What the task asks =
Every entry must be repeated exactly. Exclude all pictures.

+++ Dataset extract +++

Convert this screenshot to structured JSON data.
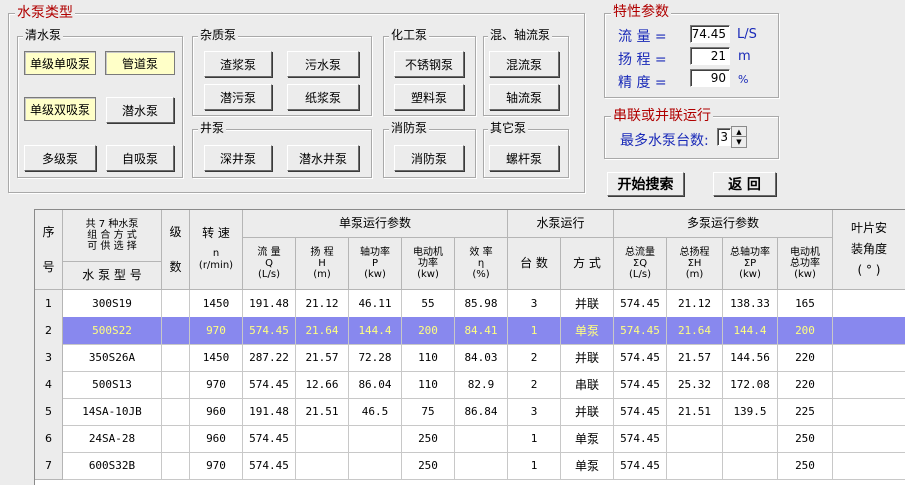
{
  "type_group": {
    "title": "水泵类型",
    "clear_water": {
      "title": "清水泵",
      "buttons": [
        "单级单吸泵",
        "管道泵",
        "单级双吸泵",
        "潜水泵",
        "多级泵",
        "自吸泵"
      ]
    },
    "impurity": {
      "title": "杂质泵",
      "buttons": [
        "渣浆泵",
        "污水泵",
        "潜污泵",
        "纸浆泵"
      ]
    },
    "chemical": {
      "title": "化工泵",
      "buttons": [
        "不锈钢泵",
        "塑料泵"
      ]
    },
    "mixed_flow": {
      "title": "混、轴流泵",
      "buttons": [
        "混流泵",
        "轴流泵"
      ]
    },
    "well": {
      "title": "井泵",
      "buttons": [
        "深井泵",
        "潜水井泵"
      ]
    },
    "fire": {
      "title": "消防泵",
      "buttons": [
        "消防泵"
      ]
    },
    "other": {
      "title": "其它泵",
      "buttons": [
        "螺杆泵"
      ]
    }
  },
  "params": {
    "title": "特性参数",
    "flow_label": "流  量 =",
    "flow_value": "74.45",
    "flow_unit": "L/S",
    "head_label": "扬  程 =",
    "head_value": "21",
    "head_unit": "m",
    "accuracy_label": "精  度 =",
    "accuracy_value": "90",
    "accuracy_unit": "%"
  },
  "series": {
    "title": "串联或并联运行",
    "max_label": "最多水泵台数:",
    "max_value": "3"
  },
  "actions": {
    "search": "开始搜索",
    "back": "返  回"
  },
  "table": {
    "headers": {
      "seq_top": "序",
      "seq_bottom": "号",
      "combo_top": "共 7 种水泵\n组 合 方 式\n可 供 选 择",
      "model": "水 泵 型 号",
      "stage_top": "级",
      "stage_bottom": "数",
      "speed_top": "转  速",
      "speed_bottom": "n\n(r/min)",
      "single": "单泵运行参数",
      "flow": "流  量\nQ\n(L/s)",
      "head": "扬  程\nH\n(m)",
      "shaft": "轴功率\nP\n(kw)",
      "motor": "电动机\n功率\n(kw)",
      "eff": "效  率\nη\n(%)",
      "run": "水泵运行",
      "count": "台  数",
      "mode": "方  式",
      "multi": "多泵运行参数",
      "tflow": "总流量\nΣQ\n(L/s)",
      "thead": "总扬程\nΣH\n(m)",
      "tshaft": "总轴功率\nΣP\n(kw)",
      "tmotor": "电动机\n总功率\n(kw)",
      "blade_top": "叶片安",
      "blade_mid": "装角度",
      "blade_bottom": "( ° )"
    },
    "rows": [
      {
        "no": "1",
        "model": "300S19",
        "stage": "",
        "speed": "1450",
        "q": "191.48",
        "h": "21.12",
        "p": "46.11",
        "motor": "55",
        "eff": "85.98",
        "count": "3",
        "mode": "并联",
        "tq": "574.45",
        "th": "21.12",
        "tp": "138.33",
        "tm": "165",
        "blade": ""
      },
      {
        "no": "2",
        "model": "500S22",
        "stage": "",
        "speed": "970",
        "q": "574.45",
        "h": "21.64",
        "p": "144.4",
        "motor": "200",
        "eff": "84.41",
        "count": "1",
        "mode": "单泵",
        "tq": "574.45",
        "th": "21.64",
        "tp": "144.4",
        "tm": "200",
        "blade": ""
      },
      {
        "no": "3",
        "model": "350S26A",
        "stage": "",
        "speed": "1450",
        "q": "287.22",
        "h": "21.57",
        "p": "72.28",
        "motor": "110",
        "eff": "84.03",
        "count": "2",
        "mode": "并联",
        "tq": "574.45",
        "th": "21.57",
        "tp": "144.56",
        "tm": "220",
        "blade": ""
      },
      {
        "no": "4",
        "model": "500S13",
        "stage": "",
        "speed": "970",
        "q": "574.45",
        "h": "12.66",
        "p": "86.04",
        "motor": "110",
        "eff": "82.9",
        "count": "2",
        "mode": "串联",
        "tq": "574.45",
        "th": "25.32",
        "tp": "172.08",
        "tm": "220",
        "blade": ""
      },
      {
        "no": "5",
        "model": "14SA-10JB",
        "stage": "",
        "speed": "960",
        "q": "191.48",
        "h": "21.51",
        "p": "46.5",
        "motor": "75",
        "eff": "86.84",
        "count": "3",
        "mode": "并联",
        "tq": "574.45",
        "th": "21.51",
        "tp": "139.5",
        "tm": "225",
        "blade": ""
      },
      {
        "no": "6",
        "model": "24SA-28",
        "stage": "",
        "speed": "960",
        "q": "574.45",
        "h": "",
        "p": "",
        "motor": "250",
        "eff": "",
        "count": "1",
        "mode": "单泵",
        "tq": "574.45",
        "th": "",
        "tp": "",
        "tm": "250",
        "blade": ""
      },
      {
        "no": "7",
        "model": "600S32B",
        "stage": "",
        "speed": "970",
        "q": "574.45",
        "h": "",
        "p": "",
        "motor": "250",
        "eff": "",
        "count": "1",
        "mode": "单泵",
        "tq": "574.45",
        "th": "",
        "tp": "",
        "tm": "250",
        "blade": ""
      }
    ],
    "selected_row": 2
  }
}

+++

Response =
Convert this screenshot to structured JSON data.
{
  "type_group": {
    "title": "水泵类型",
    "clear_water": {
      "title": "清水泵",
      "buttons": [
        "单级单吸泵",
        "管道泵",
        "单级双吸泵",
        "潜水泵",
        "多级泵",
        "自吸泵"
      ]
    },
    "impurity": {
      "title": "杂质泵",
      "buttons": [
        "渣浆泵",
        "污水泵",
        "潜污泵",
        "纸浆泵"
      ]
    },
    "chemical": {
      "title": "化工泵",
      "buttons": [
        "不锈钢泵",
        "塑料泵"
      ]
    },
    "mixed_flow": {
      "title": "混、轴流泵",
      "buttons": [
        "混流泵",
        "轴流泵"
      ]
    },
    "well": {
      "title": "井泵",
      "buttons": [
        "深井泵",
        "潜水井泵"
      ]
    },
    "fire": {
      "title": "消防泵",
      "buttons": [
        "消防泵"
      ]
    },
    "other": {
      "title": "其它泵",
      "buttons": [
        "螺杆泵"
      ]
    }
  },
  "params": {
    "title": "特性参数",
    "flow_label": "流  量 =",
    "flow_value": "74.45",
    "flow_unit": "L/S",
    "head_label": "扬  程 =",
    "head_value": "21",
    "head_unit": "m",
    "accuracy_label": "精  度 =",
    "accuracy_value": "90",
    "accuracy_unit": "%"
  },
  "series": {
    "title": "串联或并联运行",
    "max_label": "最多水泵台数:",
    "max_value": "3"
  },
  "actions": {
    "search": "开始搜索",
    "back": "返  回"
  },
  "table": {
    "headers": {
      "seq_top": "序",
      "seq_bottom": "号",
      "combo_top": "共 7 种水泵\n组 合 方 式\n可 供 选 择",
      "model": "水 泵 型 号",
      "stage_top": "级",
      "stage_bottom": "数",
      "speed_top": "转  速",
      "speed_bottom": "n\n(r/min)",
      "single": "单泵运行参数",
      "flow": "流  量\nQ\n(L/s)",
      "head": "扬  程\nH\n(m)",
      "shaft": "轴功率\nP\n(kw)",
      "motor": "电动机\n功率\n(kw)",
      "eff": "效  率\nη\n(%)",
      "run": "水泵运行",
      "count": "台  数",
      "mode": "方  式",
      "multi": "多泵运行参数",
      "tflow": "总流量\nΣQ\n(L/s)",
      "thead": "总扬程\nΣH\n(m)",
      "tshaft": "总轴功率\nΣP\n(kw)",
      "tmotor": "电动机\n总功率\n(kw)",
      "blade_top": "叶片安",
      "blade_mid": "装角度",
      "blade_bottom": "( ° )"
    },
    "rows": [
      {
        "no": "1",
        "model": "300S19",
        "stage": "",
        "speed": "1450",
        "q": "191.48",
        "h": "21.12",
        "p": "46.11",
        "motor": "55",
        "eff": "85.98",
        "count": "3",
        "mode": "并联",
        "tq": "574.45",
        "th": "21.12",
        "tp": "138.33",
        "tm": "165",
        "blade": ""
      },
      {
        "no": "2",
        "model": "500S22",
        "stage": "",
        "speed": "970",
        "q": "574.45",
        "h": "21.64",
        "p": "144.4",
        "motor": "200",
        "eff": "84.41",
        "count": "1",
        "mode": "单泵",
        "tq": "574.45",
        "th": "21.64",
        "tp": "144.4",
        "tm": "200",
        "blade": ""
      },
      {
        "no": "3",
        "model": "350S26A",
        "stage": "",
        "speed": "1450",
        "q": "287.22",
        "h": "21.57",
        "p": "72.28",
        "motor": "110",
        "eff": "84.03",
        "count": "2",
        "mode": "并联",
        "tq": "574.45",
        "th": "21.57",
        "tp": "144.56",
        "tm": "220",
        "blade": ""
      },
      {
        "no": "4",
        "model": "500S13",
        "stage": "",
        "speed": "970",
        "q": "574.45",
        "h": "12.66",
        "p": "86.04",
        "motor": "110",
        "eff": "82.9",
        "count": "2",
        "mode": "串联",
        "tq": "574.45",
        "th": "25.32",
        "tp": "172.08",
        "tm": "220",
        "blade": ""
      },
      {
        "no": "5",
        "model": "14SA-10JB",
        "stage": "",
        "speed": "960",
        "q": "191.48",
        "h": "21.51",
        "p": "46.5",
        "motor": "75",
        "eff": "86.84",
        "count": "3",
        "mode": "并联",
        "tq": "574.45",
        "th": "21.51",
        "tp": "139.5",
        "tm": "225",
        "blade": ""
      },
      {
        "no": "6",
        "model": "24SA-28",
        "stage": "",
        "speed": "960",
        "q": "574.45",
        "h": "",
        "p": "",
        "motor": "250",
        "eff": "",
        "count": "1",
        "mode": "单泵",
        "tq": "574.45",
        "th": "",
        "tp": "",
        "tm": "250",
        "blade": ""
      },
      {
        "no": "7",
        "model": "600S32B",
        "stage": "",
        "speed": "970",
        "q": "574.45",
        "h": "",
        "p": "",
        "motor": "250",
        "eff": "",
        "count": "1",
        "mode": "单泵",
        "tq": "574.45",
        "th": "",
        "tp": "",
        "tm": "250",
        "blade": ""
      }
    ],
    "selected_row": 2
  }
}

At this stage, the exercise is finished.